--- WHAT IS NEEDED ---
How many lines hold the string "name"? Give only the number.

╭──

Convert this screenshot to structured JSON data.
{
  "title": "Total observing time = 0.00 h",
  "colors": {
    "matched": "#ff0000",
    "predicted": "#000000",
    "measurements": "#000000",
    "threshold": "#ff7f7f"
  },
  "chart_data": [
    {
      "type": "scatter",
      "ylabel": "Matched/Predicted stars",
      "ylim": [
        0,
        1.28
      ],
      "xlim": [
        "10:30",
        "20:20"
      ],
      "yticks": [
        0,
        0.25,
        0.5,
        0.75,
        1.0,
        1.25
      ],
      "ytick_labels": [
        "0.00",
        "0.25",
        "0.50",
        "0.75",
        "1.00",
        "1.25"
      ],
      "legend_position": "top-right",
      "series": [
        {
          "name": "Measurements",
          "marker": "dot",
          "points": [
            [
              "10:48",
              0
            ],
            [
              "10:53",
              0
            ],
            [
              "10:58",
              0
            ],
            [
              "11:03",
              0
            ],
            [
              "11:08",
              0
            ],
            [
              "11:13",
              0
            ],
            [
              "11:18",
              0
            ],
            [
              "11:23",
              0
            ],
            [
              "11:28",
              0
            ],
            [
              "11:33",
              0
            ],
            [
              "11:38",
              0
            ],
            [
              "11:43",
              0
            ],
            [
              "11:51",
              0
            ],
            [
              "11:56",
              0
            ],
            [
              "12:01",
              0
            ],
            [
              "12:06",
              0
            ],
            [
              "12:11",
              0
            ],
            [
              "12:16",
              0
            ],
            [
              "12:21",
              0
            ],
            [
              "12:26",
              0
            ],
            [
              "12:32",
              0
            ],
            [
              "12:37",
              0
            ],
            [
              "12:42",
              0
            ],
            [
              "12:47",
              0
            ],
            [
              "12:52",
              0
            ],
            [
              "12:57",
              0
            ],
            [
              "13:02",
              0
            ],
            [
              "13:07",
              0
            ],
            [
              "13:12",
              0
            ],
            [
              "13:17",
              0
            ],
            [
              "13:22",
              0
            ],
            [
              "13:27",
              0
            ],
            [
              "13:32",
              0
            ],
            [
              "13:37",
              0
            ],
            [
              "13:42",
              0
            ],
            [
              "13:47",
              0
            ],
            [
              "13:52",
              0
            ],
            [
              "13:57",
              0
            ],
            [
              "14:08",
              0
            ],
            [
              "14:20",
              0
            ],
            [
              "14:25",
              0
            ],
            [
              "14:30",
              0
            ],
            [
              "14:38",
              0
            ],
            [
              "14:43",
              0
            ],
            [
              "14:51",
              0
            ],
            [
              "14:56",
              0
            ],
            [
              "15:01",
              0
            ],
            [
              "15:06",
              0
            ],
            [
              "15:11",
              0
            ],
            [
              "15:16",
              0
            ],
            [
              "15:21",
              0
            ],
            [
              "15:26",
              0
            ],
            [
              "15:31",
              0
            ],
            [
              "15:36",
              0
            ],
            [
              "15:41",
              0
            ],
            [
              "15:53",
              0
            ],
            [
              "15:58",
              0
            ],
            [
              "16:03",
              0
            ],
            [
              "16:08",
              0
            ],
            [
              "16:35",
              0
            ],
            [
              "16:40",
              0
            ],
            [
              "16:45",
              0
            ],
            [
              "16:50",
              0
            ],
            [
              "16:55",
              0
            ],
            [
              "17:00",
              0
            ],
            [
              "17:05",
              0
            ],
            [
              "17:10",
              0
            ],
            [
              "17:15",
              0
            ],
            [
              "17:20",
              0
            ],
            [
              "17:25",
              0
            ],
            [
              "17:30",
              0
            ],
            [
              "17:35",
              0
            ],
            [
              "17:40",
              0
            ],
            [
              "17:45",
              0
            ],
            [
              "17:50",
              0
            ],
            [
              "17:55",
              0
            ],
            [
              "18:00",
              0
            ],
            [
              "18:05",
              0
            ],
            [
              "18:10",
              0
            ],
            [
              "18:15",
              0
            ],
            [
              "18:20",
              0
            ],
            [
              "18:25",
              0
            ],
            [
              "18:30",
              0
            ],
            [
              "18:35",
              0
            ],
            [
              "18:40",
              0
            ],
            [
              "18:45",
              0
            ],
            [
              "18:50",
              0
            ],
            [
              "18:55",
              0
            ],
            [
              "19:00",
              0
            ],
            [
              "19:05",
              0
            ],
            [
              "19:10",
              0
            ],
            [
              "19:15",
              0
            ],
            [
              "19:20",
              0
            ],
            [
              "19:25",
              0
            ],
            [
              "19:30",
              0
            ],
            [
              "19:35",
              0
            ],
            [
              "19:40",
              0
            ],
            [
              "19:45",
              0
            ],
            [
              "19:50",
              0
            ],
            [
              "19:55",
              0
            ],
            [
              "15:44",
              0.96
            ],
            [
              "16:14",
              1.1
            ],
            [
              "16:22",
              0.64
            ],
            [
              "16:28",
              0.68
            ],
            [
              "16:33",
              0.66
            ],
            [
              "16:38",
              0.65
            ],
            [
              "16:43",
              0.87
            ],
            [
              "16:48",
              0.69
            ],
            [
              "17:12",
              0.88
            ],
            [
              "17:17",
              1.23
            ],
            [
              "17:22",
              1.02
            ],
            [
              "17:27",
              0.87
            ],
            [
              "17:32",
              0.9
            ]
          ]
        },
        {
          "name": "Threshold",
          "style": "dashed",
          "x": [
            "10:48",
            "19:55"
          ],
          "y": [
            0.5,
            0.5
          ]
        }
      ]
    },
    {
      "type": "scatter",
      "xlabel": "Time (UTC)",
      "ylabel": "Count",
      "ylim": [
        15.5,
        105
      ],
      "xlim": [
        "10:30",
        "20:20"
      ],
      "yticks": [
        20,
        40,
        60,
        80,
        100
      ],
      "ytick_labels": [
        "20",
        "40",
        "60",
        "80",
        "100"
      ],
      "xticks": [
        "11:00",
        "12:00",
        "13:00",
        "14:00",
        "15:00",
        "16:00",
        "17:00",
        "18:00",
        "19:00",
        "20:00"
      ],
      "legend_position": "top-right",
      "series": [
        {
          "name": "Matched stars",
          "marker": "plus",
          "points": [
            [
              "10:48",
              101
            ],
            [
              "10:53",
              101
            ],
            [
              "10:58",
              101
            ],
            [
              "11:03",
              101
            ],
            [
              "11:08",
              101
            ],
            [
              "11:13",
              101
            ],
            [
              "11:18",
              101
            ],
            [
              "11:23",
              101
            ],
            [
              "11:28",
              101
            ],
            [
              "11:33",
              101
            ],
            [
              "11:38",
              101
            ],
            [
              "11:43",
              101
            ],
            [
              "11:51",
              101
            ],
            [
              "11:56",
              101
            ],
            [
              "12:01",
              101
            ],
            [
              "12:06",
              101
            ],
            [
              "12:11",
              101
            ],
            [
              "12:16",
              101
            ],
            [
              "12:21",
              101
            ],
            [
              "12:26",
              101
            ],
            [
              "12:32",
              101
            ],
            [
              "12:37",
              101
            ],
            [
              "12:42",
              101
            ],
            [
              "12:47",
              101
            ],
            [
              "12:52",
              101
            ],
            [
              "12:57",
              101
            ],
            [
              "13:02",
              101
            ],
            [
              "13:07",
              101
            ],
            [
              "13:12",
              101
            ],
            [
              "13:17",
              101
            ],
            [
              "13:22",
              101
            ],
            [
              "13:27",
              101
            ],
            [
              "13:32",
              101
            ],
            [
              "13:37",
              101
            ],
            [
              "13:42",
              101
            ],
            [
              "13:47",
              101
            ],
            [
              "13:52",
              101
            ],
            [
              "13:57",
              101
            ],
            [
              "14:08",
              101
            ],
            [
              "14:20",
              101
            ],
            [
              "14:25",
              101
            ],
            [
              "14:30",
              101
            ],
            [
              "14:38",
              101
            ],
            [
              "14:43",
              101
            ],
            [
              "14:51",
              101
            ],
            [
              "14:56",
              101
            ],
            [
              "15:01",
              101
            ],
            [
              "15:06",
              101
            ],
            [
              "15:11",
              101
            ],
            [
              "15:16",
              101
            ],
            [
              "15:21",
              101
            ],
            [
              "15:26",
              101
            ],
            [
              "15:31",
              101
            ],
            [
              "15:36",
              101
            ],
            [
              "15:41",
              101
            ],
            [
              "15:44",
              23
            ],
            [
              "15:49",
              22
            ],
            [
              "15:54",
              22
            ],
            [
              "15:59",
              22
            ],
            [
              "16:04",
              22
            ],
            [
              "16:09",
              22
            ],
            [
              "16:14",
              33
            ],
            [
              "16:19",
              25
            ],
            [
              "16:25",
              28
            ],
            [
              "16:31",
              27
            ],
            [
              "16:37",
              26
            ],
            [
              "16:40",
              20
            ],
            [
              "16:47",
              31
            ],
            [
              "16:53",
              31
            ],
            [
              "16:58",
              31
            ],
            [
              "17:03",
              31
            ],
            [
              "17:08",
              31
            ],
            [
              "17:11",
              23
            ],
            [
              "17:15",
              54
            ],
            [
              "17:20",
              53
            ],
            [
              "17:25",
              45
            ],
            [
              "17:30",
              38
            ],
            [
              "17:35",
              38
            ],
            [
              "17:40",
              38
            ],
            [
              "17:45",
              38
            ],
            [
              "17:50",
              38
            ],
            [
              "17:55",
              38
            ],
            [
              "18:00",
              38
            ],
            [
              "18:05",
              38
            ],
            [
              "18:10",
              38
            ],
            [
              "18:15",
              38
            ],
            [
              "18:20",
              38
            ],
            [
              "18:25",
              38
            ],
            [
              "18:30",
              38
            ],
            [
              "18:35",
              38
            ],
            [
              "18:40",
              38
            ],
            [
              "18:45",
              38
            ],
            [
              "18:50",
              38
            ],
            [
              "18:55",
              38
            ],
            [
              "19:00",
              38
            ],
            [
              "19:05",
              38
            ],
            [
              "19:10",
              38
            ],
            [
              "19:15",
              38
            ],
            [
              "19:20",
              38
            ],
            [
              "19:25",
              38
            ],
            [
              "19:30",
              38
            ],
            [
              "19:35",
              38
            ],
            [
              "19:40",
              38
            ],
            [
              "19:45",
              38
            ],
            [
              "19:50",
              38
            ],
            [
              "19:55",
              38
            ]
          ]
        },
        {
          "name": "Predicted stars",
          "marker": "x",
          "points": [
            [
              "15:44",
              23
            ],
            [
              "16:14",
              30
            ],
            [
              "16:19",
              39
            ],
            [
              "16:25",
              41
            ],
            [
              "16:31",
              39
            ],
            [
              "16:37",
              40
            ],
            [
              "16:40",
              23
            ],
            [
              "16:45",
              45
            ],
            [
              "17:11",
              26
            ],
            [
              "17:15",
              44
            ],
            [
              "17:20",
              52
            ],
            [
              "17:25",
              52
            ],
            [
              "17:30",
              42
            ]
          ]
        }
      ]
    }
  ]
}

╰──

--- RESULT OF THIS TASK ---
4